48

In Close Votes expire too soon for low-traffic tags Jeff exclaimed:

Brock, this is GENIUS! I am hereby using my super-upvote on this feature-request:

Close votes (and probably reopen votes) only expire after all of these conditions are met:

4 days have passed since the last close vote.

The question has more than 100 views.

This has left us with a little bit of a mess:

mess

The review path now has a new a tab that can help you cut through these questions and help us clean up some of the mess. 10k only


I find that having such a huge backlog, makes it very hard to properly deal with closures.

What steps or system changes can we make to get the huge close backlog on Stack Overflow, under control?

Keep in mind, now we keep track of the user ids who "reviewed" the various questions.

13
  • 1
    When doing something about this, would there be a chance for this request to be fulfilled?
    – Pekka
    Nov 11, 2011 at 2:33
  • 2
    was looking at that today ... I need to talk to Jeff about that ... not sure what the reasoning is for not giving you access to deleted close votes.
    – waffles
    Nov 11, 2011 at 2:35
  • 2
    On a side note, it looks like 100 views isn't enough (my anecdotal experience until SEDE lets me prove it). I'm guessing that too many of the "viewers" on stale questions are not able to cast close votes. Nov 11, 2011 at 2:42
  • 1
    I used to like that flagging for closure would also net me flagging weight points. Sadly, I can't do both any longer. Nov 11, 2011 at 5:02
  • 2
    There. I used my 50 close votes for today. Until tomorrow. :-) Nov 11, 2011 at 5:11
  • I'd suggesting pushing the closing privilege to 5,000 rep. Less overzealous people casting stupid close votes. Nov 11, 2011 at 5:40
  • 1
    Are you planning to make it so reviewers don't have to leave the /review page, or should that be a separate request? The new filtering rocks, I just wish reviewing didn't require popping open new tabs and hitting back buttons / refreshing so much.

▶ _Material provided_:

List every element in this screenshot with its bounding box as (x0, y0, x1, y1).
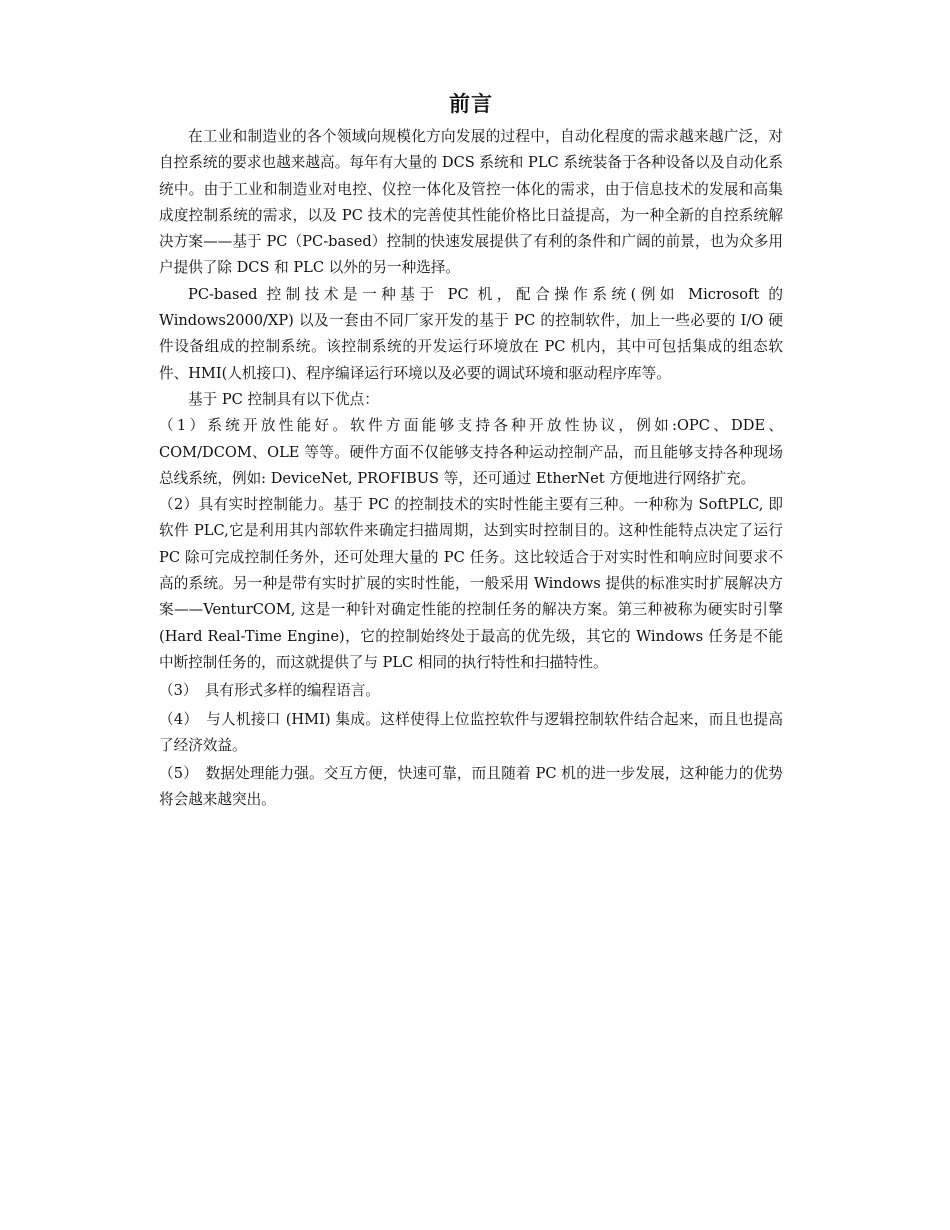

▶ _Set exercise 1_: Repeat word for word the part of the post on the close-vote backlog that begins at the words "Keep in mind, now" and stops after "to be fulfilled?".
▶ _Set exercise 2_: Go on with the post on the close-vote backlog, starting right after its last sentence.
The material above comes from a source separate from the post on the close-vote backlog.

▶ _Task output 1_:
Keep in mind, now we keep track of the user ids who "reviewed" the various questions.

13
  • 1
    When doing something about this, would there be a chance for this request to be fulfilled?

▶ _Task output 2_:
    – Tim Post
    Nov 11, 2011 at 5:54
  • @tim perhaps post a separate req. I have some ideas for improvements but am open to any suggestions
    – waffles
    Nov 11, 2011 at 6:10
  • I proposed a solution before to a very similar scaling problem, applies here too: meta.stackexchange.com/questions/110404/… Nov 11, 2011 at 7:53
  • This makes me wish the Facebook mini-site moderator tools were filtered so I could help clean that site up. (requested here meta.stackexchange.com/q/103758/143965)
    – bkaid
    Nov 11, 2011 at 16:44
  • @Tim there is a review question link that expands the question in line. doesn't that help?
    – bkaid
    Nov 11, 2011 at 16:49
  • @waffles Could you also add the progress for the "Research Assistant" badge once /review is unlocked? I don't want to open a new question for this since it seems fairly minor (and hopefully, won't need much convincing/discussion) Apr 29, 2012 at 17:52
  • 3
    A year later and the queue is twice the size. I'd love to see something done about this because 48.3k "vote-to-close" questions is absolutely, horribly unmanageable and makes that queue completely meaningless. Let's start with bumping this question with an update about the current state a year later?
    – ErikE
    Jan 1, 2013 at 20:15

8 Answers 8

18

In the same way that popular questions are now harder to delete, perhaps unpopular questions should be easier to close and delete.

1
  • 5
    +1 Demanding 5 votes for C# is wildly unlike 5 votes for sqlite3. The hard number limit has never made sense to me.
    – Andomar
    Nov 21, 2011 at 11:09
13

I don't see the problem.

The way I look at it, there are a couple of reasons why a question only gets one close vote:

  1. The question needs to be closed, but isn't getting much attention from anyone, and so isn't getting much attention from folks who could close it.

  2. The question doesn't need to be closed.

Fortunately, this nifty change handles both cases... 100 people "review" the question, and either 5 of them vote to close, or it doesn't get closed.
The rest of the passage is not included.